Entries from a visual dataset:
--- Start ---

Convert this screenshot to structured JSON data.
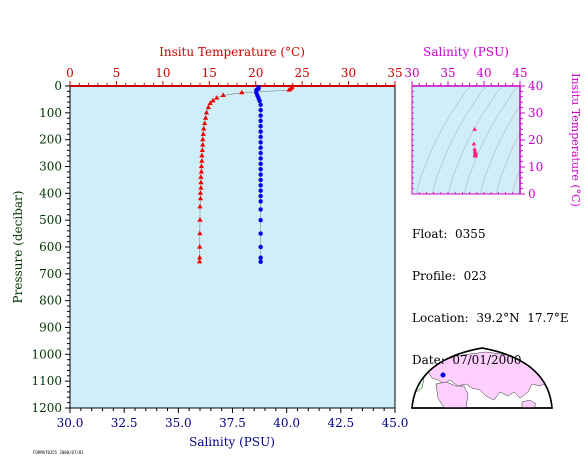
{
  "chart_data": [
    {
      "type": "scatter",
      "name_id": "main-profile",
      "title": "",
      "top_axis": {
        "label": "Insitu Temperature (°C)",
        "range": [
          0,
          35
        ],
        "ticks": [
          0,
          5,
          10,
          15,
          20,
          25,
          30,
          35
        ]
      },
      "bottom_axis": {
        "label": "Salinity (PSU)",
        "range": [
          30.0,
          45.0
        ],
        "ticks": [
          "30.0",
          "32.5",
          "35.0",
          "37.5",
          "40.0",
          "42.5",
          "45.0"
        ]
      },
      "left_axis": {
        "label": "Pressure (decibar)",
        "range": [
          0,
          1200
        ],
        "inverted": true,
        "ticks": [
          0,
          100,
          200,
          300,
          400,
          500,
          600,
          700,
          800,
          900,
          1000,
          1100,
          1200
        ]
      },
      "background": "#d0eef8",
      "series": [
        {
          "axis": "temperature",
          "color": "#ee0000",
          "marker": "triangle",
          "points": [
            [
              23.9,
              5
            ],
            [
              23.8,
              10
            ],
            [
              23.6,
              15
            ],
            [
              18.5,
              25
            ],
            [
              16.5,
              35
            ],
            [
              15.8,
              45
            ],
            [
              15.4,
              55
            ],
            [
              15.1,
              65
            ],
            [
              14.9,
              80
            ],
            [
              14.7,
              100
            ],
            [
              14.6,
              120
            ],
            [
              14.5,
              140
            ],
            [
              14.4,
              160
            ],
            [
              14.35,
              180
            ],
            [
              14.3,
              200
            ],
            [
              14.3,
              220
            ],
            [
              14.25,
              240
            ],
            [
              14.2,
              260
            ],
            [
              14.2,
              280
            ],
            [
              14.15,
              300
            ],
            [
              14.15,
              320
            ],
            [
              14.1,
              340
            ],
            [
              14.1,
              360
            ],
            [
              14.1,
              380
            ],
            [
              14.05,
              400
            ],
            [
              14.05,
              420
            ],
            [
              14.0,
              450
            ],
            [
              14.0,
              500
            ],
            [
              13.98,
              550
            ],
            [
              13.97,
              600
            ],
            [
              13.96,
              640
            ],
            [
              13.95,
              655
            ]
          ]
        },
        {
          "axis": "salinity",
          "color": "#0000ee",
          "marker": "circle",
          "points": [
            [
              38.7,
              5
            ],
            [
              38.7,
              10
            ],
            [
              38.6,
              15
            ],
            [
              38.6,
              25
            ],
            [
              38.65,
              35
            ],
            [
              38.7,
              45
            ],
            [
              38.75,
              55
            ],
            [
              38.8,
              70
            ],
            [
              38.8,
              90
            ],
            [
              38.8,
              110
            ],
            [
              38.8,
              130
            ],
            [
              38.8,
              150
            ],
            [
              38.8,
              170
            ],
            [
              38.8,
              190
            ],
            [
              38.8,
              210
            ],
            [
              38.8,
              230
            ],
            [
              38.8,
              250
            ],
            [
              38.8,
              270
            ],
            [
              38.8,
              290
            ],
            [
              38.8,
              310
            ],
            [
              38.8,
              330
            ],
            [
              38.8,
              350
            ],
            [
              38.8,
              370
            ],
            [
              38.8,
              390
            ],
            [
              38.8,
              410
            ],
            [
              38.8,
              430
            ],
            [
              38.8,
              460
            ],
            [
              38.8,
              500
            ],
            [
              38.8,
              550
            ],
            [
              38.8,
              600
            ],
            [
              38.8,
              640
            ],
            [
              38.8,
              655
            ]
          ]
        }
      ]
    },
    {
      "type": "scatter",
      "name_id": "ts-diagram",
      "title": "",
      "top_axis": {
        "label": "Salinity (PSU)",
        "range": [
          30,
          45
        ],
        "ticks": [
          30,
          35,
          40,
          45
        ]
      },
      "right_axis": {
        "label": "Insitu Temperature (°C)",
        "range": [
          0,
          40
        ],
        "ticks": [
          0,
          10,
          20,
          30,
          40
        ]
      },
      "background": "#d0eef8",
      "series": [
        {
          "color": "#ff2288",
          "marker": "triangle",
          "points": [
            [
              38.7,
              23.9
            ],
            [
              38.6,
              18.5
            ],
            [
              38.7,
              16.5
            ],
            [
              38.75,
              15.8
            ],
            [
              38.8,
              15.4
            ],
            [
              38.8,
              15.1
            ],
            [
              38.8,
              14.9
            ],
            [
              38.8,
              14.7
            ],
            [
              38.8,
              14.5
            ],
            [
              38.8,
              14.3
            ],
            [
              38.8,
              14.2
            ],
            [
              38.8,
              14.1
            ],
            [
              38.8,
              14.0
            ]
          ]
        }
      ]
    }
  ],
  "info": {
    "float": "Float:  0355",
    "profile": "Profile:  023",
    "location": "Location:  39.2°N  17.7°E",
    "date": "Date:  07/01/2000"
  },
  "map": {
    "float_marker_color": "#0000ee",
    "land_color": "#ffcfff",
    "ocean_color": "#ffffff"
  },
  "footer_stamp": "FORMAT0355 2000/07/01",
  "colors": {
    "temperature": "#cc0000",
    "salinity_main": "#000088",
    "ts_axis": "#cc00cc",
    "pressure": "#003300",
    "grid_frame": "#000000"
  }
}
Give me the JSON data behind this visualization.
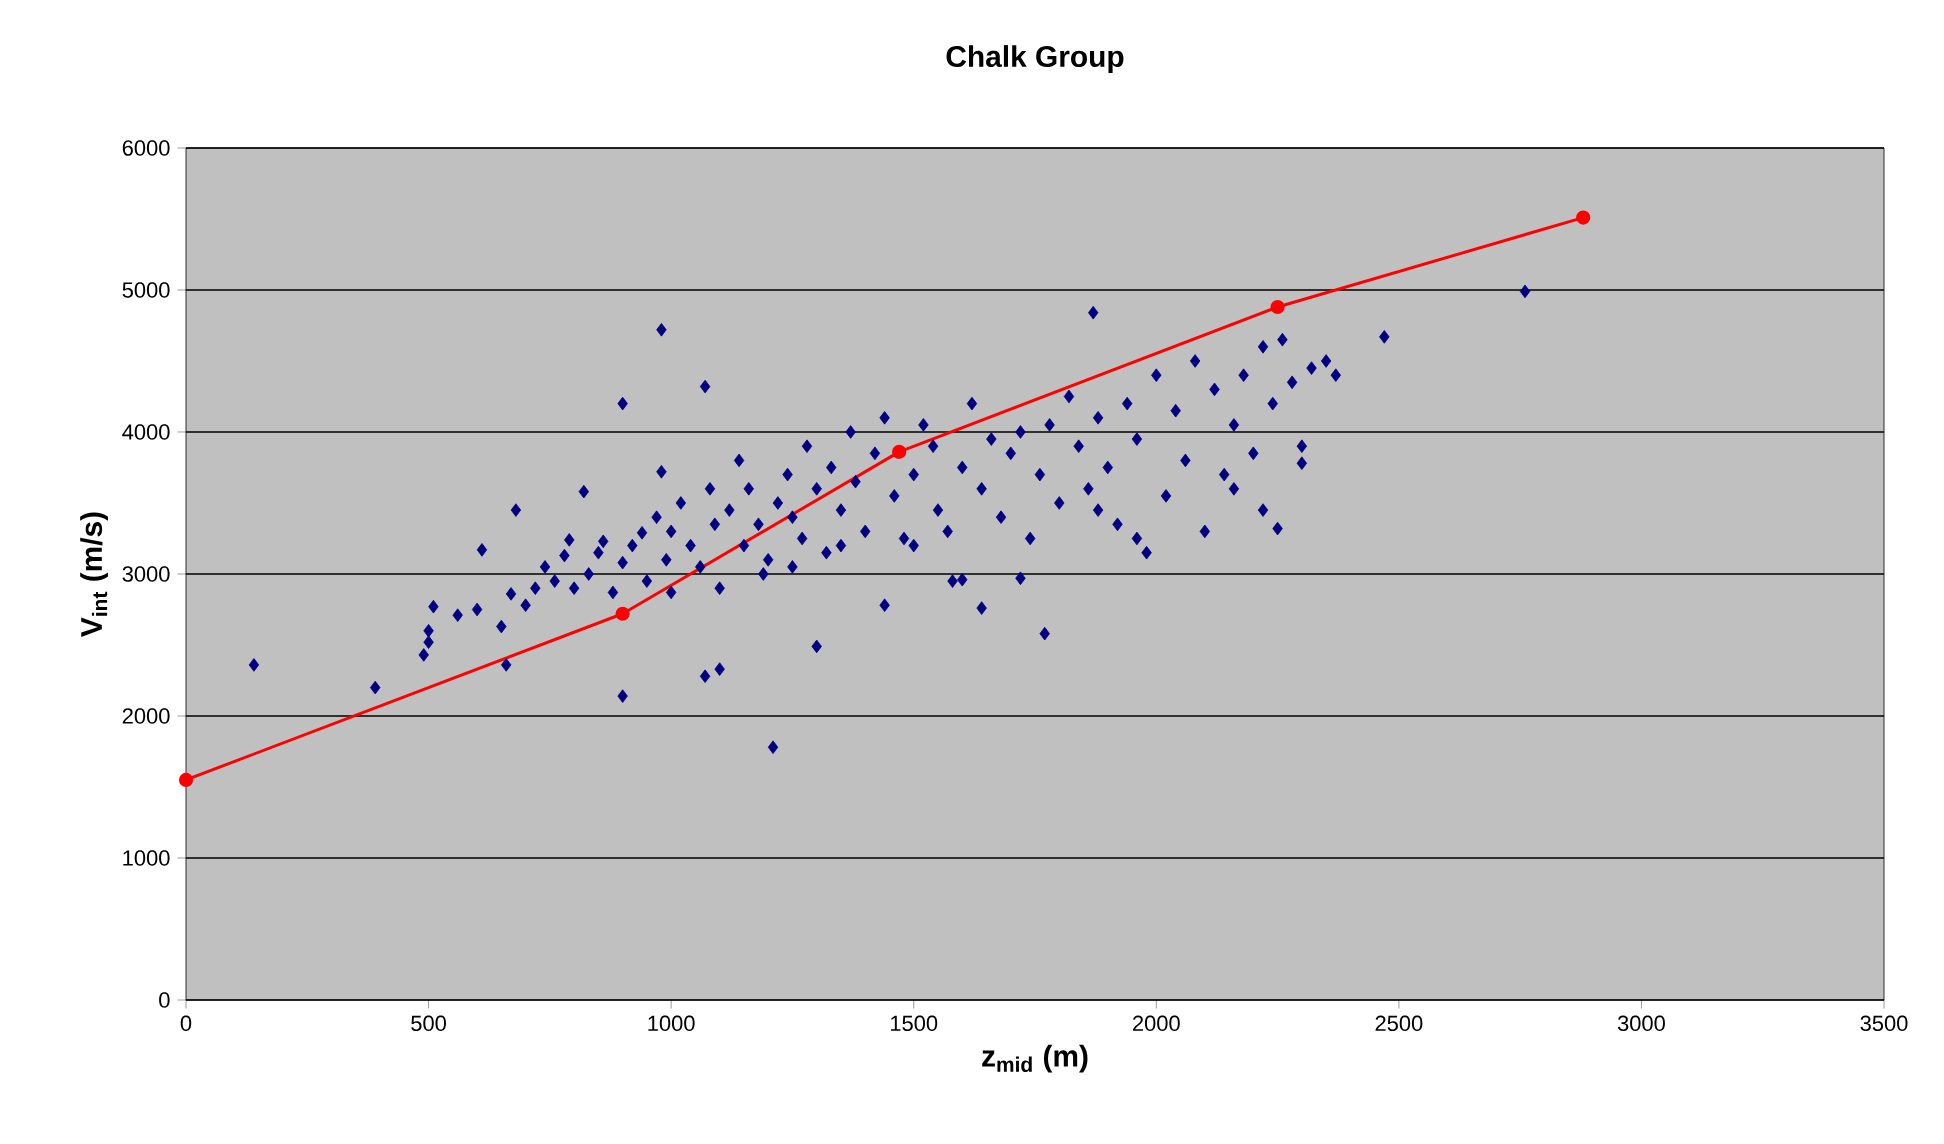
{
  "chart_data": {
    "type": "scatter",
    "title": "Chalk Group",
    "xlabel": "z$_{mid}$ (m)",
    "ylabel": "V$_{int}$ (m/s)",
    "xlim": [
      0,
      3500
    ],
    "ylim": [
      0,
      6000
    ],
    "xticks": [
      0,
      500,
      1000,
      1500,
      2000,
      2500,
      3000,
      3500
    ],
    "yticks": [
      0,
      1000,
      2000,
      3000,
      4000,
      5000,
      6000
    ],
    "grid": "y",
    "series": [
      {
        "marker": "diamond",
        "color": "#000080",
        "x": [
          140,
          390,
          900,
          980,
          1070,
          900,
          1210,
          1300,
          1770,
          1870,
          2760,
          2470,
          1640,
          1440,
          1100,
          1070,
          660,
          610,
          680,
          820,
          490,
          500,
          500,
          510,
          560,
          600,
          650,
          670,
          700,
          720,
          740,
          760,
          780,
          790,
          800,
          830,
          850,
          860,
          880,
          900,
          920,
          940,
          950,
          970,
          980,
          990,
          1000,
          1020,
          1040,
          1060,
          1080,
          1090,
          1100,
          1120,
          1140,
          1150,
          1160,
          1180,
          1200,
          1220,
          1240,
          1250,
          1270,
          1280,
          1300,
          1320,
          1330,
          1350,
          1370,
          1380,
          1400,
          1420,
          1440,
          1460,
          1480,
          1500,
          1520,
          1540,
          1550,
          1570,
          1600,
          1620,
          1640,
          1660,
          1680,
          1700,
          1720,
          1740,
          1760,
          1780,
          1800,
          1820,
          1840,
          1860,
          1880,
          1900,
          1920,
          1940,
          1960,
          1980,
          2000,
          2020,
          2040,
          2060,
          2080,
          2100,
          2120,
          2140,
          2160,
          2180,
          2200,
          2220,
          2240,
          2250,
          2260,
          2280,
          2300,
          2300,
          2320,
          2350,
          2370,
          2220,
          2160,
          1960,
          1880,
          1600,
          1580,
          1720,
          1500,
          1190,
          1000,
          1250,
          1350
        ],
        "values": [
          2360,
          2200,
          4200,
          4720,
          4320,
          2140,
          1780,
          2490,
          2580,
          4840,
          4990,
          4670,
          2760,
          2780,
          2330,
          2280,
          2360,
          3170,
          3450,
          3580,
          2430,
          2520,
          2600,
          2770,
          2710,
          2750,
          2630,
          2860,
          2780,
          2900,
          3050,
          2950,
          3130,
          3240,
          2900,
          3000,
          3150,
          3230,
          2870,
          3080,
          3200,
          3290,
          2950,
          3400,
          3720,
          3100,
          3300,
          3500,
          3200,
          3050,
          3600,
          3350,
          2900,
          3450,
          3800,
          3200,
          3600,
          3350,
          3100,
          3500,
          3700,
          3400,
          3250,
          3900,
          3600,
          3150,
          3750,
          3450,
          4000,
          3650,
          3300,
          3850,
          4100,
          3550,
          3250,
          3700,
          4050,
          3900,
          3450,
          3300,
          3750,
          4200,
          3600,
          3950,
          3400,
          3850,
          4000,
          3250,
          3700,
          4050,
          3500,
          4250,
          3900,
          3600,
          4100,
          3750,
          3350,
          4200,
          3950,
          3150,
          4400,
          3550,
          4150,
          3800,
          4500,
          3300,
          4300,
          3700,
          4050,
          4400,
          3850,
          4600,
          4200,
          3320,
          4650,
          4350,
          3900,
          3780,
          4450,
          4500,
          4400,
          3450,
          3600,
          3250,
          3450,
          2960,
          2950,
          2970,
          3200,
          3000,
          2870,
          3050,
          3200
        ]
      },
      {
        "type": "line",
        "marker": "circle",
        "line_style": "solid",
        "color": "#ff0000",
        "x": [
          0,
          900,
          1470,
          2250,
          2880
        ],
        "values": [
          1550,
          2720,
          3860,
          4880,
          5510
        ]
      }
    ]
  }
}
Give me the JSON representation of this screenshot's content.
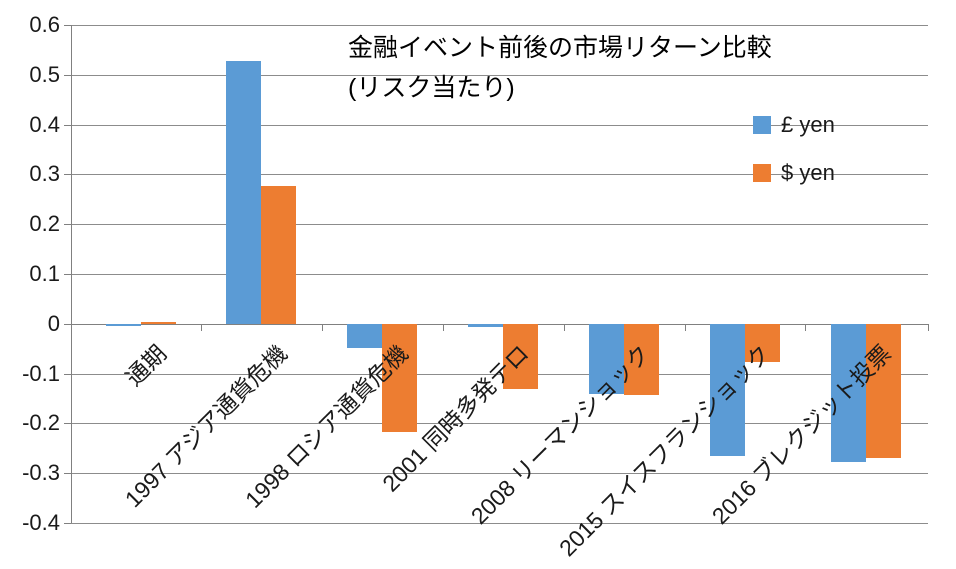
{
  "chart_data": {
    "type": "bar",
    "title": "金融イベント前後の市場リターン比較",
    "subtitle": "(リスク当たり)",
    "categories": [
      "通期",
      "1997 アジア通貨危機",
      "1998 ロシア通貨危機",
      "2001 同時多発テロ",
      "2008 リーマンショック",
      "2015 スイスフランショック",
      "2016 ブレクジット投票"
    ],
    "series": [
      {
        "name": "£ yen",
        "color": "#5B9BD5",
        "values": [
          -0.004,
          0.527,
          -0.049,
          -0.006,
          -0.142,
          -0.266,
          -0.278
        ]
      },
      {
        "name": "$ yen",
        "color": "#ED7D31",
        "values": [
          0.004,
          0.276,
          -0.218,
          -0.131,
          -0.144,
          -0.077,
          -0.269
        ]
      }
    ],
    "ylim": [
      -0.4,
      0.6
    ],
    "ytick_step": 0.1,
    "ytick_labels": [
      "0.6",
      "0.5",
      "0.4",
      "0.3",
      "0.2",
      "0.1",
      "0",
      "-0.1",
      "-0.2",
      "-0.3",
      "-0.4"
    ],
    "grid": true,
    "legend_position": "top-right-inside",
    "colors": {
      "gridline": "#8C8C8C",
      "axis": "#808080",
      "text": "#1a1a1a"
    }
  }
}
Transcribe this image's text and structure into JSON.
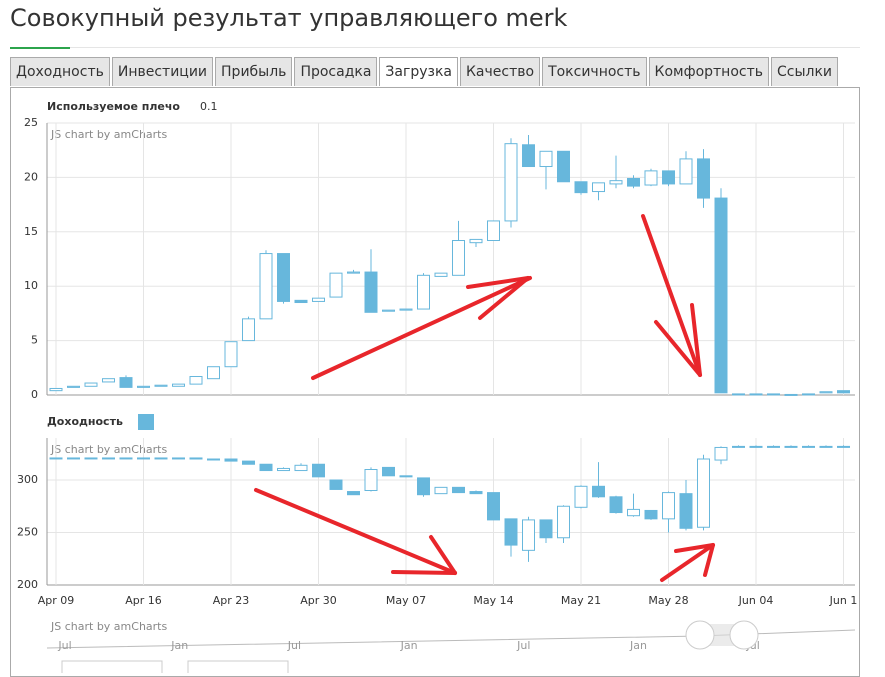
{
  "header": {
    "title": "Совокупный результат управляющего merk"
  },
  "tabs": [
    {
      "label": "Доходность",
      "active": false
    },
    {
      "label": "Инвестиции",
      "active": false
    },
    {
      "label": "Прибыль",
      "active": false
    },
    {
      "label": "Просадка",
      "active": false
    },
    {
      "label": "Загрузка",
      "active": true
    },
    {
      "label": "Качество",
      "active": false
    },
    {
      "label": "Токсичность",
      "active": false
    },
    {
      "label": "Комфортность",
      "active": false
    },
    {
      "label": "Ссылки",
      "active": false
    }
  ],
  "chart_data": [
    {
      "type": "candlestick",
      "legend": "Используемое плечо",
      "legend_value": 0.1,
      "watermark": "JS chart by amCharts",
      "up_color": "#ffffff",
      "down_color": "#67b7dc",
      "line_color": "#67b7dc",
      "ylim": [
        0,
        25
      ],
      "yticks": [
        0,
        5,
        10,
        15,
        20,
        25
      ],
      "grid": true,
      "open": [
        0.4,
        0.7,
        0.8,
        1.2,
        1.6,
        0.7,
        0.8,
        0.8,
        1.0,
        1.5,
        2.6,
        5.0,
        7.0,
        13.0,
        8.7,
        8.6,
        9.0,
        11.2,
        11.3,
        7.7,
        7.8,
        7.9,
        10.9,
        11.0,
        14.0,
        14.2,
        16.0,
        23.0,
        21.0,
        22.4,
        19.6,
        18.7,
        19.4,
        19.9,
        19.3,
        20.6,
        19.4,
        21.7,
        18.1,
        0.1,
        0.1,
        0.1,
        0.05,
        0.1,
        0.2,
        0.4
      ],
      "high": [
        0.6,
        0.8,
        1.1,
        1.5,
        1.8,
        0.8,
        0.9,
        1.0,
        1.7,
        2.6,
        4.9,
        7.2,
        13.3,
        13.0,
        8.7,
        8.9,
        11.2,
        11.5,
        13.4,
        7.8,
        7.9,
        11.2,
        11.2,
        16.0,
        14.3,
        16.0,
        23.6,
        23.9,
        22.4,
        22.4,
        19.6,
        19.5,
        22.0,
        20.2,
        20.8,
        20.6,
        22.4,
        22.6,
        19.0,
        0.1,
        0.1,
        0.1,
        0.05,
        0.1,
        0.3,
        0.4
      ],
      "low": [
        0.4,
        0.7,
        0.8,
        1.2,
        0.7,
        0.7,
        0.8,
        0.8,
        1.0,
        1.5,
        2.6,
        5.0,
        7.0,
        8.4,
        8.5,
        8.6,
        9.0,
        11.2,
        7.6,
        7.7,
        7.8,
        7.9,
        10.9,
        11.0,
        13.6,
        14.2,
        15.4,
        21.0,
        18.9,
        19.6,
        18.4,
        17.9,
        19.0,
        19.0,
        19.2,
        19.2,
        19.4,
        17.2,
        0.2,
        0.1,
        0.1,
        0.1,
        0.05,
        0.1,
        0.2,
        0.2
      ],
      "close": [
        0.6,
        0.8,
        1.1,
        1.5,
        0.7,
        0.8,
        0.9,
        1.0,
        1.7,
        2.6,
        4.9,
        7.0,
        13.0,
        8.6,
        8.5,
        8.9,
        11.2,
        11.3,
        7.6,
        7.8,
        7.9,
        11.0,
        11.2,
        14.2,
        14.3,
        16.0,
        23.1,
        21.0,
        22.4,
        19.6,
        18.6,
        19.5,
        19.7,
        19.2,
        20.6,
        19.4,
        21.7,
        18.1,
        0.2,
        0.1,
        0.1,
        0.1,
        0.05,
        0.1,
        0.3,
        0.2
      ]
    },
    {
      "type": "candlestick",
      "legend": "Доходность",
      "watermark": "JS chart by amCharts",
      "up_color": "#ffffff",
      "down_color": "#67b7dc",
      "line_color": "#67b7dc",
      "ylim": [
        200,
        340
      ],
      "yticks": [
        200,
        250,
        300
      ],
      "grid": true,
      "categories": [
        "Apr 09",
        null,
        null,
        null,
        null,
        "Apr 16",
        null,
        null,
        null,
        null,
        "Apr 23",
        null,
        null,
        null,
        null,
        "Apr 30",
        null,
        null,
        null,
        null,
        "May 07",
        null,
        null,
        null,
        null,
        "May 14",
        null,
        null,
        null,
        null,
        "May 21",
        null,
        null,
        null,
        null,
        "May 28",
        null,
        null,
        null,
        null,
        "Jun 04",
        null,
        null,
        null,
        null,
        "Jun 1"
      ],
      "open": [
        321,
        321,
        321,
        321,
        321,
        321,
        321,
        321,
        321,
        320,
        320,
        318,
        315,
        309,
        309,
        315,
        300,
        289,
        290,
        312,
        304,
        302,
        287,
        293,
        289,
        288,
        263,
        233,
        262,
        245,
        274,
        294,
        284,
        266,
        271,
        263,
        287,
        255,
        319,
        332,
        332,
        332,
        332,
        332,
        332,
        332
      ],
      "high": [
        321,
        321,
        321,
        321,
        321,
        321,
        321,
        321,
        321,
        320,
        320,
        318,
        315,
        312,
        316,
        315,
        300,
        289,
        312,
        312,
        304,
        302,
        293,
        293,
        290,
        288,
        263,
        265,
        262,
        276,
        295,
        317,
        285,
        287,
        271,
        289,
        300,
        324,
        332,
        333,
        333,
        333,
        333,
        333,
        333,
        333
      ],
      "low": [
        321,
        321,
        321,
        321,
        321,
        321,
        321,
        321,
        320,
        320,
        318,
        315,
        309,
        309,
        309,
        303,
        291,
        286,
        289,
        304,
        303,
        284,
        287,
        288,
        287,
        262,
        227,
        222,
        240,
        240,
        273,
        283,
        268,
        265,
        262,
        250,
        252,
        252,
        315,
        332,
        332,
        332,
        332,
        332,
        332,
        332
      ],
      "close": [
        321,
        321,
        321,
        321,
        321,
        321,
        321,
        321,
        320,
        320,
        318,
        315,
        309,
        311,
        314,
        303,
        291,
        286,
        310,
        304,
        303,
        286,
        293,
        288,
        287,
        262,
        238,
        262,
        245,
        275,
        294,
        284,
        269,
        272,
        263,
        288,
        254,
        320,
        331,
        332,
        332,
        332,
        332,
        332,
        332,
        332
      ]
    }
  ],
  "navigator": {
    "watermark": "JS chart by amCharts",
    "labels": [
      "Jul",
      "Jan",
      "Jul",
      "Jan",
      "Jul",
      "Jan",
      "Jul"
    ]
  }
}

--- End ---

§ Exercise objective
Select every line in the records above that contains the word "true".

§ Answer
        "inverted": true,
    "grid": true,
      "active": true
      "grid": true,
      "grid": true,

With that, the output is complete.